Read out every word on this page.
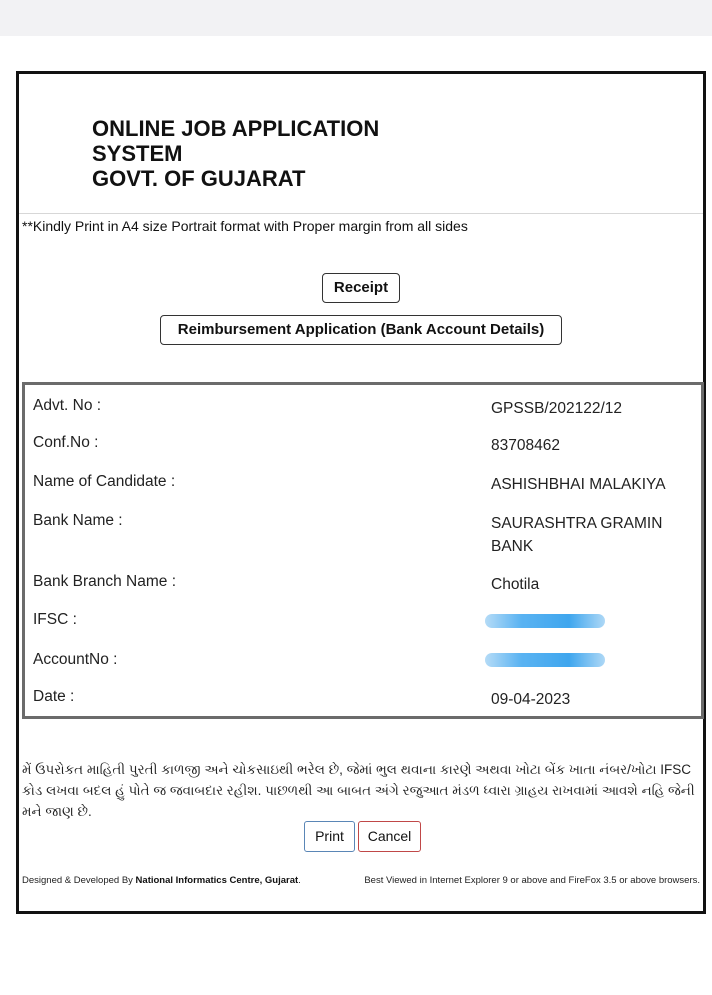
ONLINE JOB APPLICATION
SYSTEM
GOVT. OF GUJARAT
**Kindly Print in A4 size Portrait format with Proper margin from all sides
Receipt
Reimbursement Application (Bank Account Details)
Advt. No :	GPSSB/202122/12
Conf.No :	83708462
Name of Candidate :	ASHISHBHAI MALAKIYA
Bank Name :	SAURASHTRA GRAMIN BANK
Bank Branch Name :	Chotila
IFSC :
AccountNo :
Date :	09-04-2023
મેં ઉપરોકત માહિતી પુરતી કાળજી અને ચોકસાઇથી ભરેલ છે, જેમાં ભુલ થવાના કારણે અથવા ખોટા બેંક ખાતા નંબર/ખોટા IFSC કોડ લખવા બદલ હું પોતે જ જવાબદાર રહીશ. પાછળથી આ બાબત અંગે રજુઆત મંડળ ધ્વારા ગ્રાહય રાખવામાં આવશે નહિ જેની મને જાણ છે.
Print	Cancel
Designed & Developed By National Informatics Centre, Gujarat.	Best Viewed in Internet Explorer 9 or above and FireFox 3.5 or above browsers.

........

__Task__. The data should be printed again unchanged; leave its pictures out.

__Finished answer__.
Read out every word on this page.
ONLINE JOB APPLICATION
SYSTEM
GOVT. OF GUJARAT
**Kindly Print in A4 size Portrait format with Proper margin from all sides
Receipt
Reimbursement Application (Bank Account Details)
Advt. No :	GPSSB/202122/12
Conf.No :	83708462
Name of Candidate :	ASHISHBHAI MALAKIYA
Bank Name :	SAURASHTRA GRAMIN BANK
Bank Branch Name :	Chotila
IFSC :
AccountNo :
Date :	09-04-2023
મેં ઉપરોકત માહિતી પુરતી કાળજી અને ચોકસાઇથી ભરેલ છે, જેમાં ભુલ થવાના કારણે અથવા ખોટા બેંક ખાતા નંબર/ખોટા IFSC કોડ લખવા બદલ હું પોતે જ જવાબદાર રહીશ. પાછળથી આ બાબત અંગે રજુઆત મંડળ ધ્વારા ગ્રાહય રાખવામાં આવશે નહિ જેની મને જાણ છે.
Print	Cancel
Designed & Developed By National Informatics Centre, Gujarat.	Best Viewed in Internet Explorer 9 or above and FireFox 3.5 or above browsers.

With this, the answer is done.